Stored data:
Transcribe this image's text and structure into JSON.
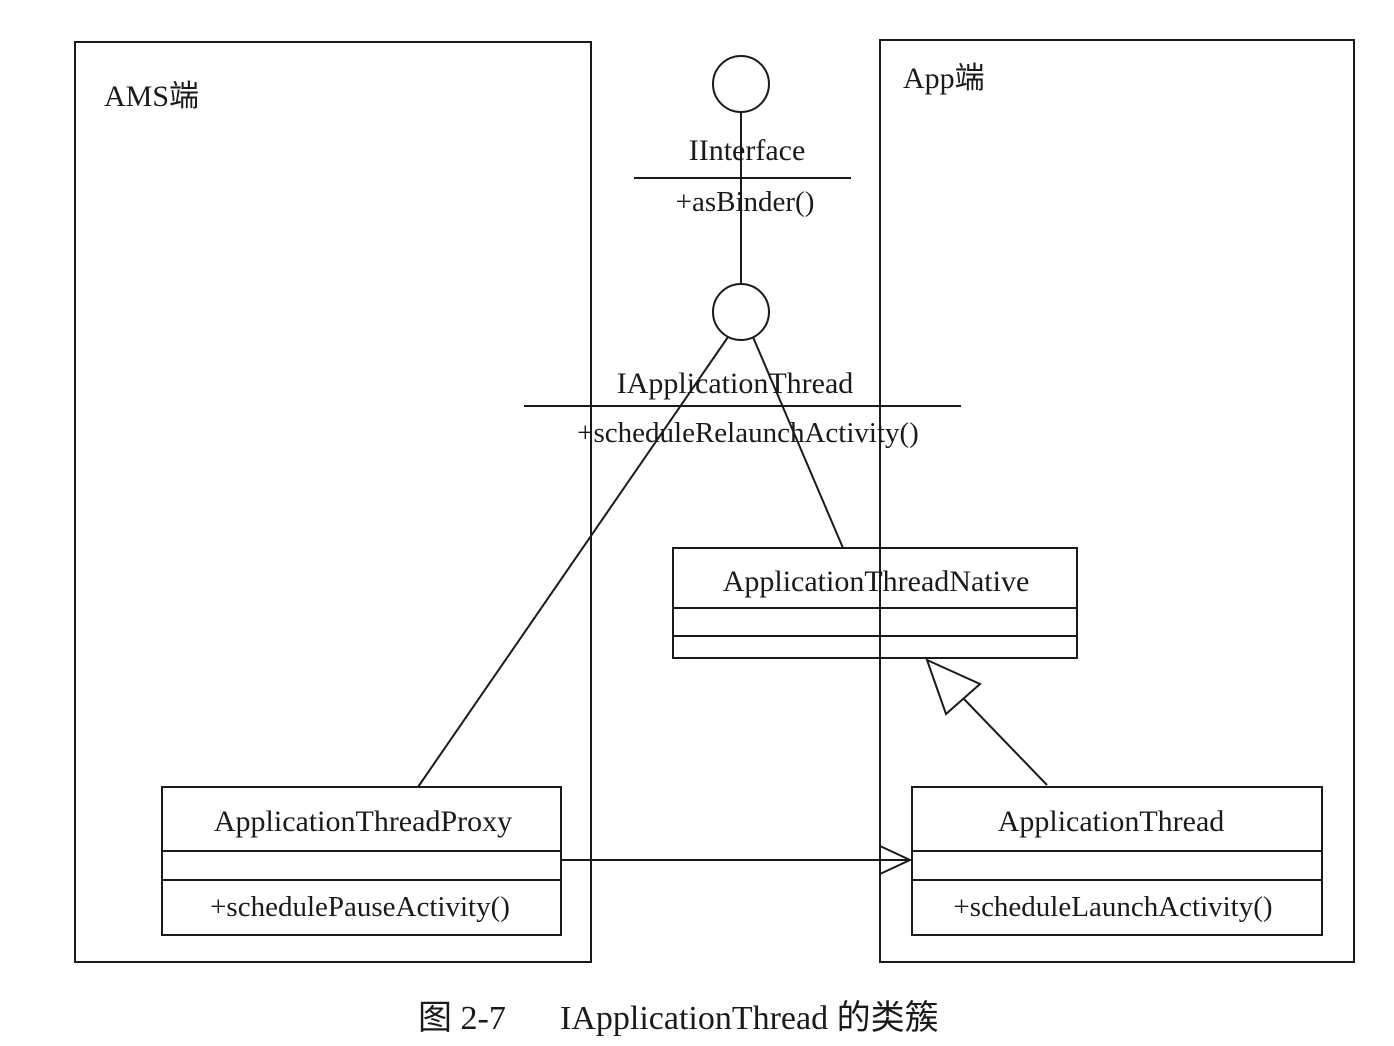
{
  "regions": {
    "ams": "AMS端",
    "app": "App端"
  },
  "interfaces": {
    "iinterface": {
      "name": "IInterface",
      "method": "+asBinder()"
    },
    "iapplication_thread": {
      "name": "IApplicationThread",
      "method": "+scheduleRelaunchActivity()"
    }
  },
  "classes": {
    "native": {
      "name": "ApplicationThreadNative"
    },
    "proxy": {
      "name": "ApplicationThreadProxy",
      "method": "+schedulePauseActivity()"
    },
    "thread": {
      "name": "ApplicationThread",
      "method": "+scheduleLaunchActivity()"
    }
  },
  "caption": {
    "figure_number": "图 2-7",
    "title": "IApplicationThread 的类簇"
  }
}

> **TASK DETAILS**: Output the entries above exactly, without their pictures.

> **RESPONSE FOR THIS EXERCISE**:
Transcribe this image's text and structure into JSON.
{
  "regions": {
    "ams": "AMS端",
    "app": "App端"
  },
  "interfaces": {
    "iinterface": {
      "name": "IInterface",
      "method": "+asBinder()"
    },
    "iapplication_thread": {
      "name": "IApplicationThread",
      "method": "+scheduleRelaunchActivity()"
    }
  },
  "classes": {
    "native": {
      "name": "ApplicationThreadNative"
    },
    "proxy": {
      "name": "ApplicationThreadProxy",
      "method": "+schedulePauseActivity()"
    },
    "thread": {
      "name": "ApplicationThread",
      "method": "+scheduleLaunchActivity()"
    }
  },
  "caption": {
    "figure_number": "图 2-7",
    "title": "IApplicationThread 的类簇"
  }
}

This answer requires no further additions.